→ **What to produce**:
Take the line containing "Extract all readable text from this page." and every line after it to the end of the records, and copy them exactly, leaving out pictures.

Saved entries:
>>>>>

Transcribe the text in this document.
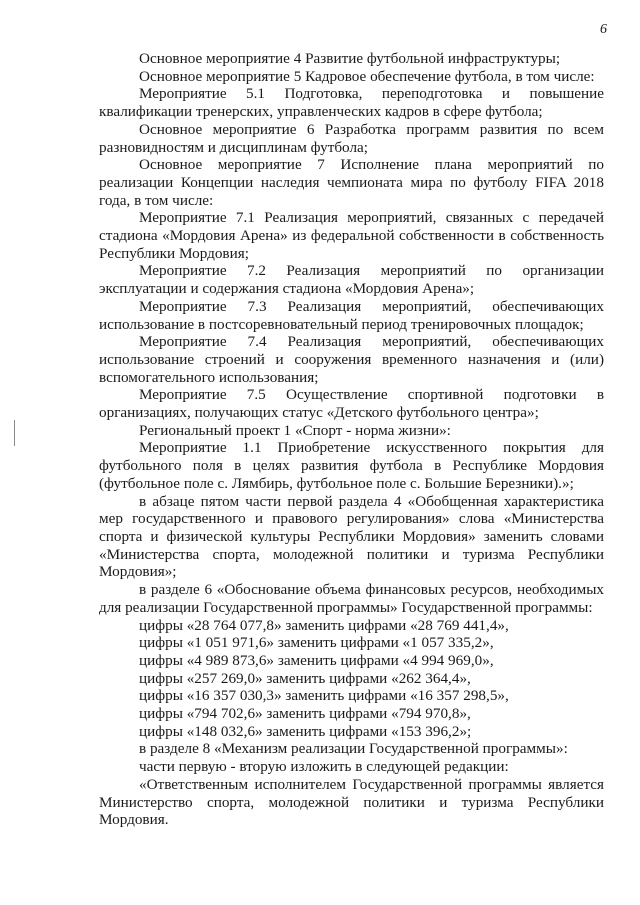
6

Основное мероприятие 4 Развитие футбольной инфраструктуры;

Основное мероприятие 5 Кадровое обеспечение футбола, в том числе:

Мероприятие 5.1 Подготовка, переподготовка и повышение квалификации тренерских, управленческих кадров в сфере футбола;

Основное мероприятие 6 Разработка программ развития по всем разновидностям и дисциплинам футбола;

Основное мероприятие 7 Исполнение плана мероприятий по реализации Концепции наследия чемпионата мира по футболу FIFA 2018 года, в том числе:

Мероприятие 7.1 Реализация мероприятий, связанных с передачей стадиона «Мордовия Арена» из федеральной собственности в собственность Республики Мордовия;

Мероприятие 7.2 Реализация мероприятий по организации эксплуатации и содержания стадиона «Мордовия Арена»;

Мероприятие 7.3 Реализация мероприятий, обеспечивающих использование в постсоревновательный период тренировочных площадок;

Мероприятие 7.4 Реализация мероприятий, обеспечивающих использование строений и сооружения временного назначения и (или) вспомогательного использования;

Мероприятие 7.5 Осуществление спортивной подготовки в организациях, получающих статус «Детского футбольного центра»;

Региональный проект 1 «Спорт - норма жизни»:

Мероприятие 1.1 Приобретение искусственного покрытия для футбольного поля в целях развития футбола в Республике Мордовия (футбольное поле с. Лямбирь, футбольное поле с. Большие Березники).»;

в абзаце пятом части первой раздела 4 «Обобщенная характеристика мер государственного и правового регулирования» слова «Министерства спорта и физической культуры Республики Мордовия» заменить словами «Министерства спорта, молодежной политики и туризма Республики Мордовия»;

в разделе 6 «Обоснование объема финансовых ресурсов, необходимых для реализации Государственной программы» Государственной программы:

цифры «28 764 077,8» заменить цифрами «28 769 441,4»,

цифры «1 051 971,6» заменить цифрами «1 057 335,2»,

цифры «4 989 873,6» заменить цифрами «4 994 969,0»,

цифры «257 269,0» заменить цифрами «262 364,4»,

цифры «16 357 030,3» заменить цифрами «16 357 298,5»,

цифры «794 702,6» заменить цифрами «794 970,8»,

цифры «148 032,6» заменить цифрами «153 396,2»;

в разделе 8 «Механизм реализации Государственной программы»:

части первую - вторую изложить в следующей редакции:

«Ответственным исполнителем Государственной программы является Министерство спорта, молодежной политики и туризма Республики Мордовия.
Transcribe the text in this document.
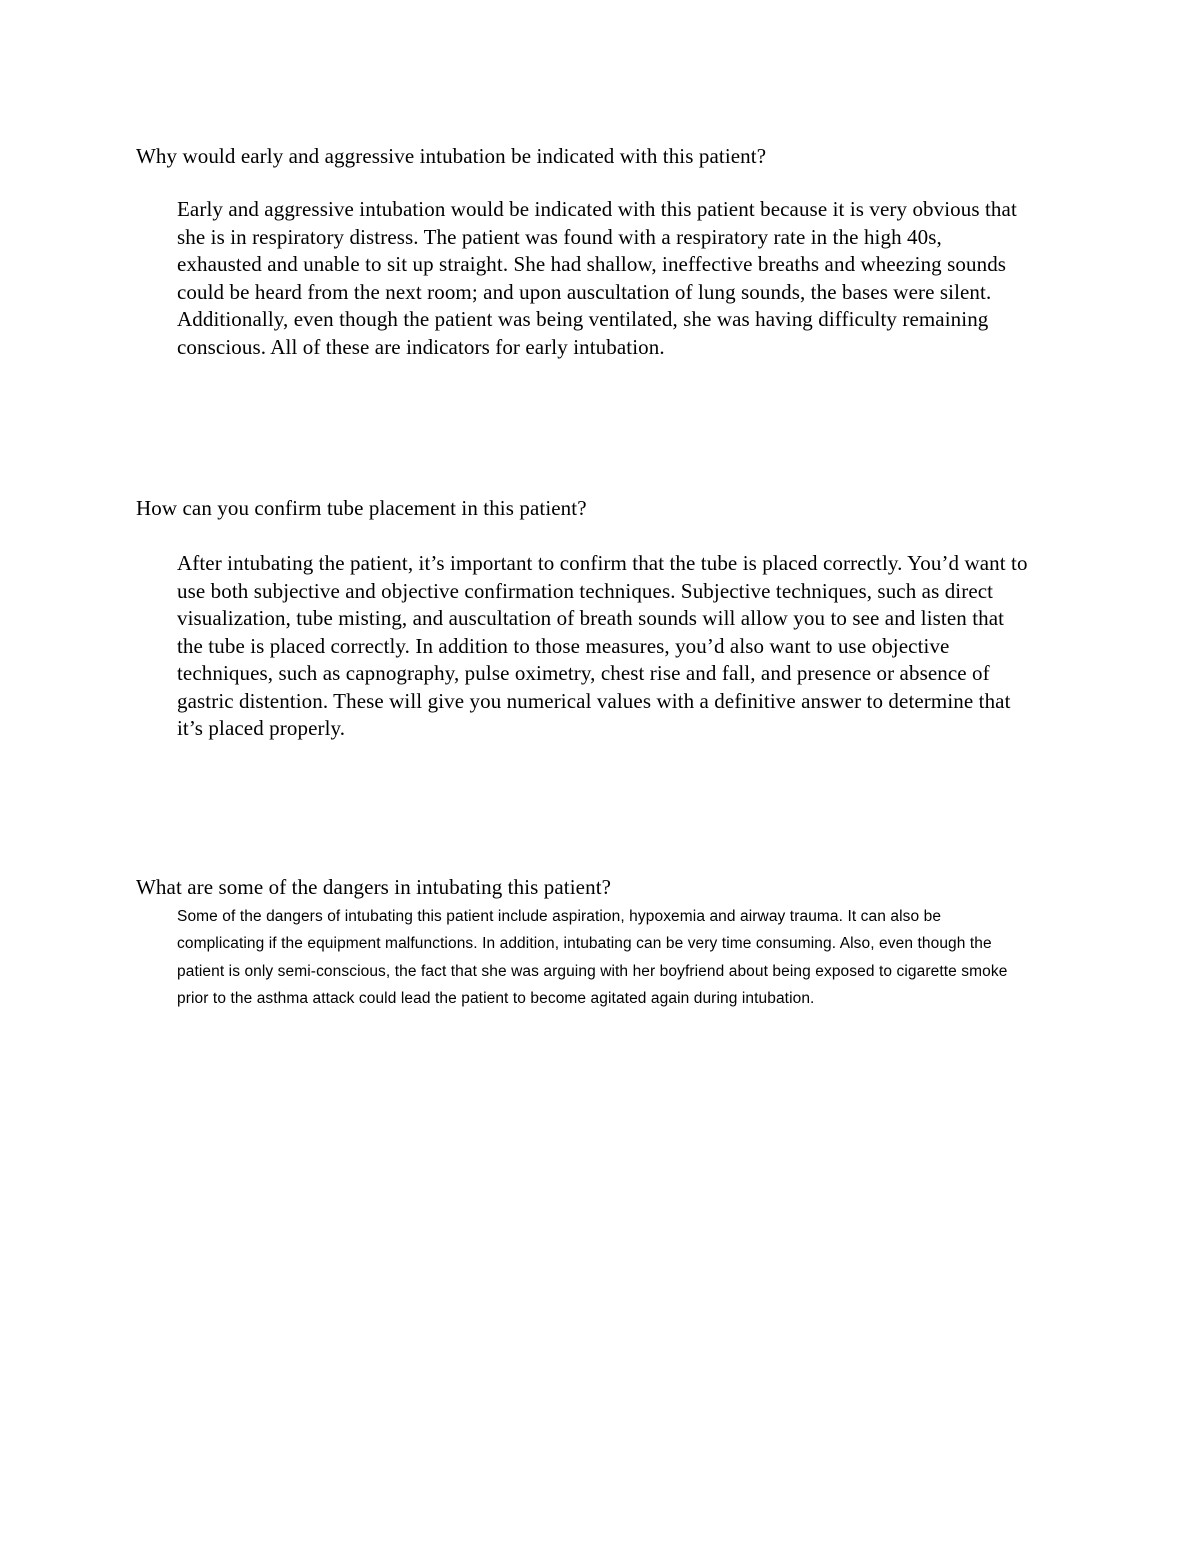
Why would early and aggressive intubation be indicated with this patient?

Early and aggressive intubation would be indicated with this patient because it is very obvious that she is in respiratory distress. The patient was found with a respiratory rate in the high 40s, exhausted and unable to sit up straight. She had shallow, ineffective breaths and wheezing sounds could be heard from the next room; and upon auscultation of lung sounds, the bases were silent. Additionally, even though the patient was being ventilated, she was having difficulty remaining conscious. All of these are indicators for early intubation.

How can you confirm tube placement in this patient?

After intubating the patient, it’s important to confirm that the tube is placed correctly. You’d want to use both subjective and objective confirmation techniques. Subjective techniques, such as direct visualization, tube misting, and auscultation of breath sounds will allow you to see and listen that the tube is placed correctly. In addition to those measures, you’d also want to use objective techniques, such as capnography, pulse oximetry, chest rise and fall, and presence or absence of gastric distention. These will give you numerical values with a definitive answer to determine that it’s placed properly.

What are some of the dangers in intubating this patient?

Some of the dangers of intubating this patient include aspiration, hypoxemia and airway trauma. It can also be complicating if the equipment malfunctions. In addition, intubating can be very time consuming. Also, even though the patient is only semi-conscious, the fact that she was arguing with her boyfriend about being exposed to cigarette smoke prior to the asthma attack could lead the patient to become agitated again during intubation.
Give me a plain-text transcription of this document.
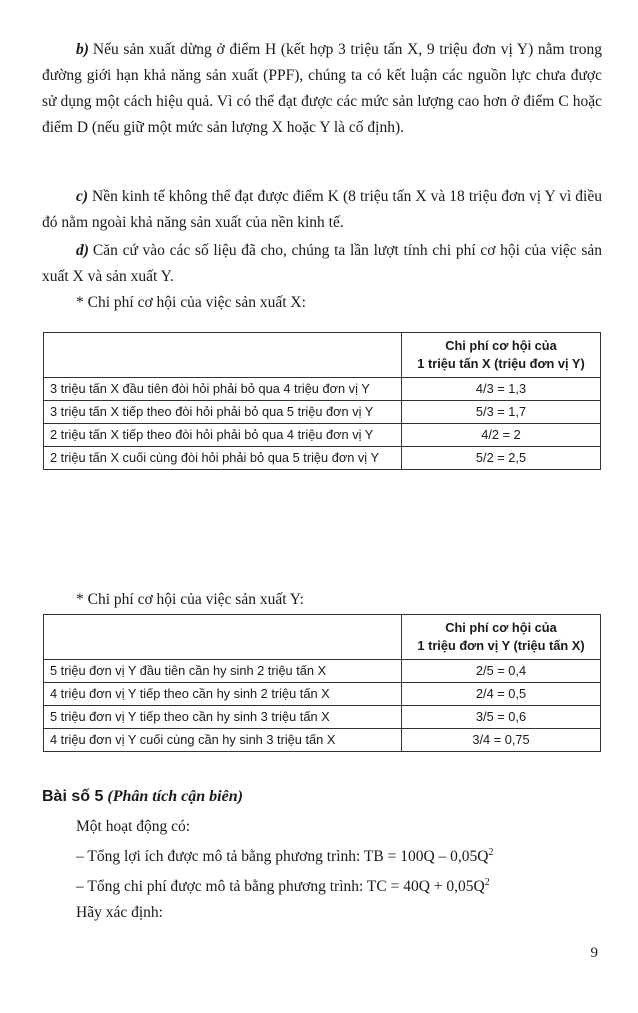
b) Nếu sản xuất dừng ở điểm H (kết hợp 3 triệu tấn X, 9 triệu đơn vị Y) nằm trong đường giới hạn khả năng sản xuất (PPF), chúng ta có kết luận các nguồn lực chưa được sử dụng một cách hiệu quả. Vì có thể đạt được các mức sản lượng cao hơn ở điểm C hoặc điểm D (nếu giữ một mức sản lượng X hoặc Y là cố định).

c) Nền kinh tế không thể đạt được điểm K (8 triệu tấn X và 18 triệu đơn vị Y vì điều đó nằm ngoài khả năng sản xuất của nền kinh tế.

d) Căn cứ vào các số liệu đã cho, chúng ta lần lượt tính chi phí cơ hội của việc sản xuất X và sản xuất Y.

* Chi phí cơ hội của việc sản xuất X:

	Chi phí cơ hội của
1 triệu tấn X (triệu đơn vị Y)
3 triệu tấn X đầu tiên đòi hỏi phải bỏ qua 4 triệu đơn vị Y	4/3 = 1,3
3 triệu tấn X tiếp theo đòi hỏi phải bỏ qua 5 triệu đơn vị Y	5/3 = 1,7
2 triệu tấn X tiếp theo đòi hỏi phải bỏ qua 4 triệu đơn vị Y	4/2 = 2
2 triệu tấn X cuối cùng đòi hỏi phải bỏ qua 5 triệu đơn vị Y	5/2 = 2,5

* Chi phí cơ hội của việc sản xuất Y:

	Chi phí cơ hội của
1 triệu đơn vị Y (triệu tấn X)
5 triệu đơn vị Y đầu tiên cần hy sinh 2 triệu tấn X	2/5 = 0,4
4 triệu đơn vị Y tiếp theo cần hy sinh 2 triệu tấn X	2/4 = 0,5
5 triệu đơn vị Y tiếp theo cần hy sinh 3 triệu tấn X	3/5 = 0,6
4 triệu đơn vị Y cuối cùng cần hy sinh 3 triệu tấn X	3/4 = 0,75

Bài số 5 (Phân tích cận biên)

Một hoạt động có:
– Tổng lợi ích được mô tả bằng phương trình: TB = $100Q - 0,05Q^2$
– Tổng chi phí được mô tả bằng phương trình: TC = $40Q + 0,05Q^2$
Hãy xác định:
9
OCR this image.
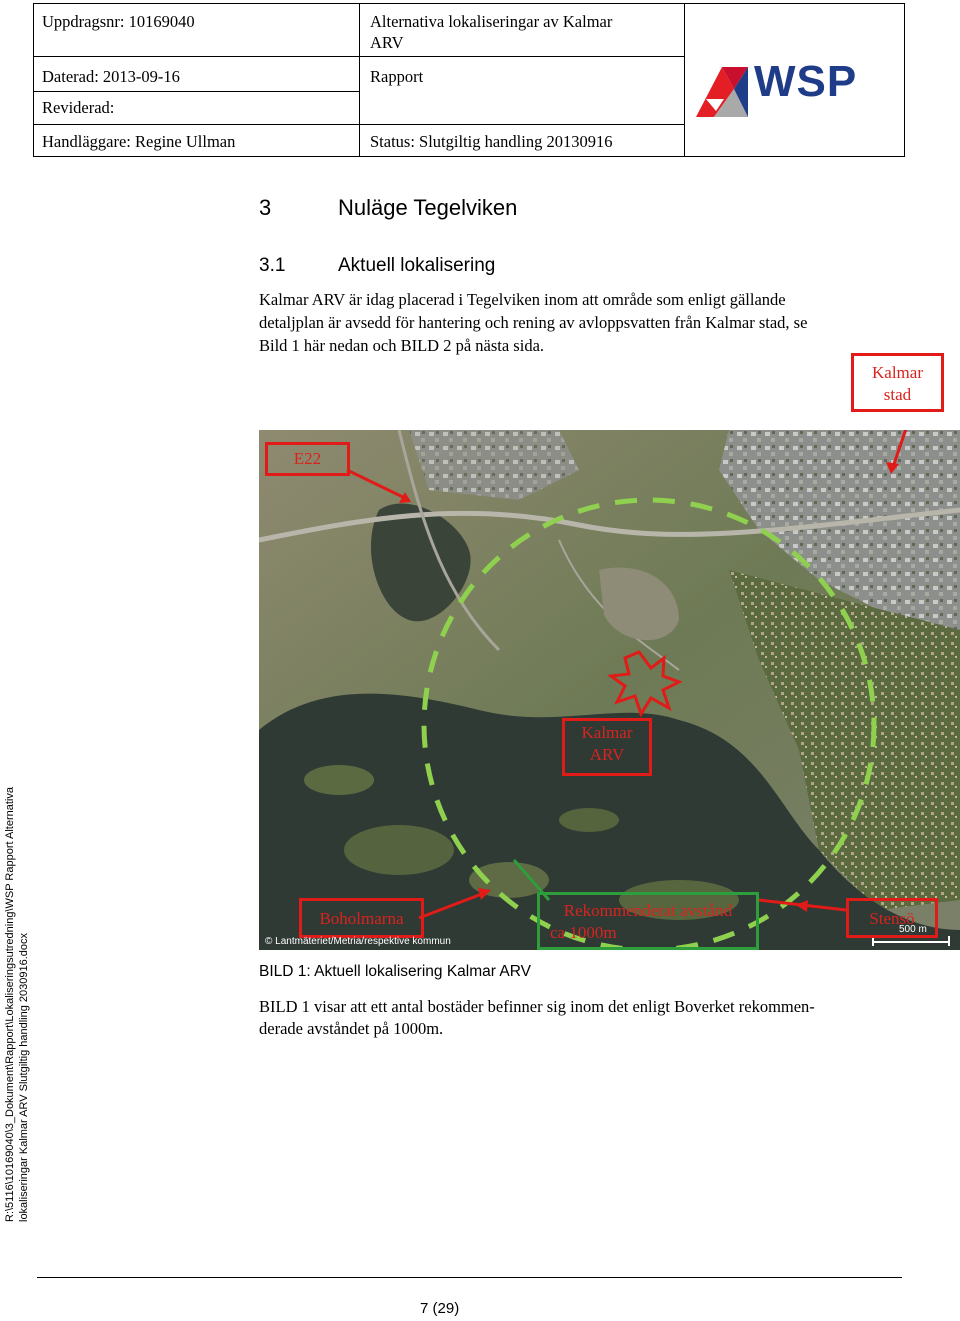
Uppdragsnr: 10169040	Alternativa lokaliseringar av Kalmar
ARV
Daterad: 2013-09-16	Rapport
Reviderad:
Handläggare: Regine Ullman	Status: Slutgiltig handling 20130916
WSP
3	Nuläge Tegelviken
3.1	Aktuell lokalisering
Kalmar ARV är idag placerad i Tegelviken inom att område som enligt gällande
detaljplan är avsedd för hantering och rening av avloppsvatten från Kalmar stad, se
Bild 1 här nedan och BILD 2 på nästa sida.
Kalmar
stad
E22
Kalmar
ARV
Boholmarna	Rekommenderat avstånd
ca 1000m
Stensö
© Lantmäteriet/Metria/respektive kommun
500 m
BILD 1: Aktuell lokalisering Kalmar ARV
BILD 1 visar att ett antal bostäder befinner sig inom det enligt Boverket rekommen-
derade avståndet på 1000m.
R:\5116\10169040\3_Dokument\Rapport\Lokaliseringsutredning\WSP Rapport Alternativa lokaliseringar Kalmar ARV Slutgiltig handling 2030916.docx
7 (29)
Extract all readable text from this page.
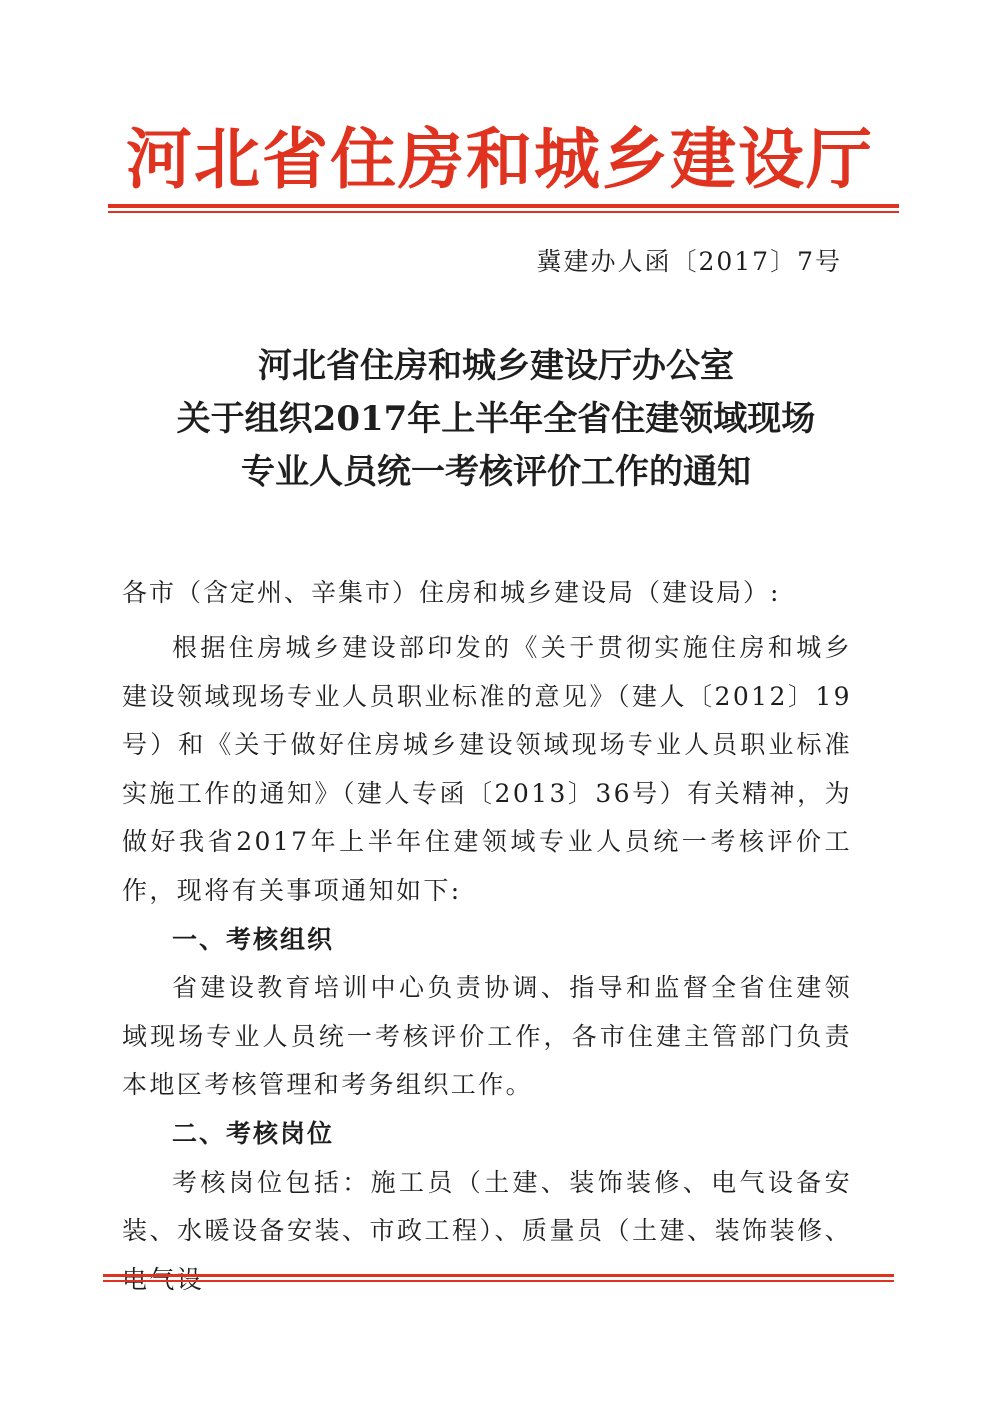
河北省住房和城乡建设厅
冀建办人函〔2017〕7号
河北省住房和城乡建设厅办公室
关于组织2017年上半年全省住建领域现场
专业人员统一考核评价工作的通知
各市（含定州、辛集市）住房和城乡建设局（建设局）:

根据住房城乡建设部印发的《关于贯彻实施住房和城乡建设领域现场专业人员职业标准的意见》（建人〔2012〕19号）和《关于做好住房城乡建设领域现场专业人员职业标准实施工作的通知》（建人专函〔2013〕36号）有关精神，为做好我省2017年上半年住建领域专业人员统一考核评价工作，现将有关事项通知如下:

一、考核组织

省建设教育培训中心负责协调、指导和监督全省住建领域现场专业人员统一考核评价工作，各市住建主管部门负责本地区考核管理和考务组织工作。

二、考核岗位

考核岗位包括：施工员（土建、装饰装修、电气设备安装、水暖设备安装、市政工程）、质量员（土建、装饰装修、
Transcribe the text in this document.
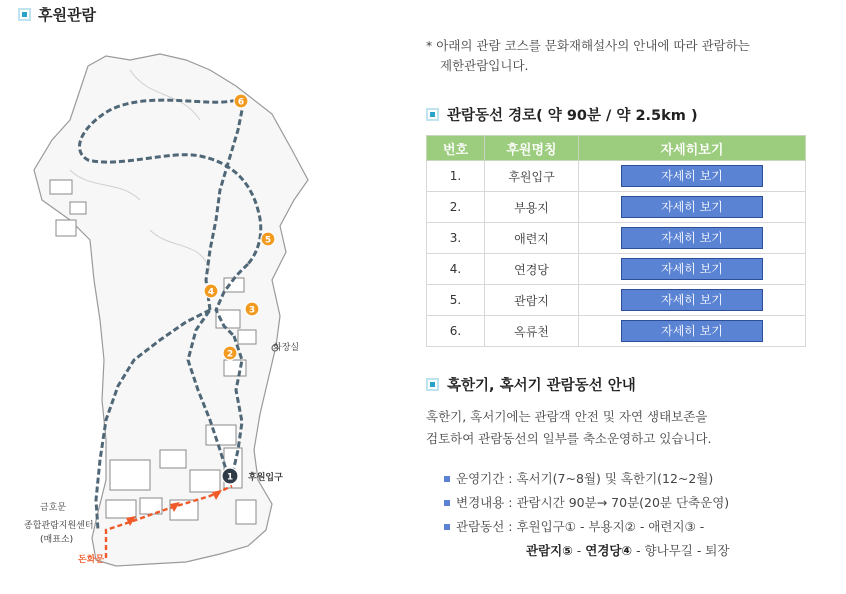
후원관람
6
5
4
3
2
1 후원입구
화장실
금호문
종합관람지원센터
(매표소)
돈화문
* 아래의 관람 코스를 문화재해설사의 안내에 따라 관람하는
제한관람입니다.
관람동선 경로( 약 90분 / 약 2.5km )
번호	후원명칭	자세히보기
1.	후원입구	자세히 보기
2.	부용지	자세히 보기
3.	애련지	자세히 보기
4.	연경당	자세히 보기
5.	관람지	자세히 보기
6.	옥류천	자세히 보기
혹한기, 혹서기 관람동선 안내
혹한기, 혹서기에는 관람객 안전 및 자연 생태보존을
검토하여 관람동선의 일부를 축소운영하고 있습니다.
운영기간 : 혹서기(7~8월) 및 혹한기(12~2월)
변경내용 : 관람시간 90분→ 70분(20분 단축운영)
관람동선 : 후원입구① - 부용지② - 애련지③ -
관람지⑤ - 연경당④ - 향나무길 - 퇴장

<<<<<

→ **The reply**:
Extract all readable text from this page.
河北省住房和城乡建设厅
冀建办人函〔2017〕7号
河北省住房和城乡建设厅办公室
关于组织2017年上半年全省住建领域现场
专业人员统一考核评价工作的通知
各市（含定州、辛集市）住房和城乡建设局（建设局）:

根据住房城乡建设部印发的《关于贯彻实施住房和城乡建设领域现场专业人员职业标准的意见》（建人〔2012〕19号）和《关于做好住房城乡建设领域现场专业人员职业标准实施工作的通知》（建人专函〔2013〕36号）有关精神，为做好我省2017年上半年住建领域专业人员统一考核评价工作，现将有关事项通知如下:

一、考核组织

省建设教育培训中心负责协调、指导和监督全省住建领域现场专业人员统一考核评价工作，各市住建主管部门负责本地区考核管理和考务组织工作。

二、考核岗位

考核岗位包括：施工员（土建、装饰装修、电气设备安装、水暖设备安装、市政工程）、质量员（土建、装饰装修、
Transcribe the text in this document.
후원관람
6
5
4
3
2
1 후원입구
화장실
금호문
종합관람지원센터
(매표소)
돈화문
* 아래의 관람 코스를 문화재해설사의 안내에 따라 관람하는
제한관람입니다.
관람동선 경로( 약 90분 / 약 2.5km )
번호	후원명칭	자세히보기
1.	후원입구	자세히 보기
2.	부용지	자세히 보기
3.	애련지	자세히 보기
4.	연경당	자세히 보기
5.	관람지	자세히 보기
6.	옥류천	자세히 보기
혹한기, 혹서기 관람동선 안내
혹한기, 혹서기에는 관람객 안전 및 자연 생태보존을
검토하여 관람동선의 일부를 축소운영하고 있습니다.
운영기간 : 혹서기(7~8월) 및 혹한기(12~2월)
변경내용 : 관람시간 90분→ 70분(20분 단축운영)
관람동선 : 후원입구① - 부용지② - 애련지③ -
관람지⑤ - 연경당④ - 향나무길 - 퇴장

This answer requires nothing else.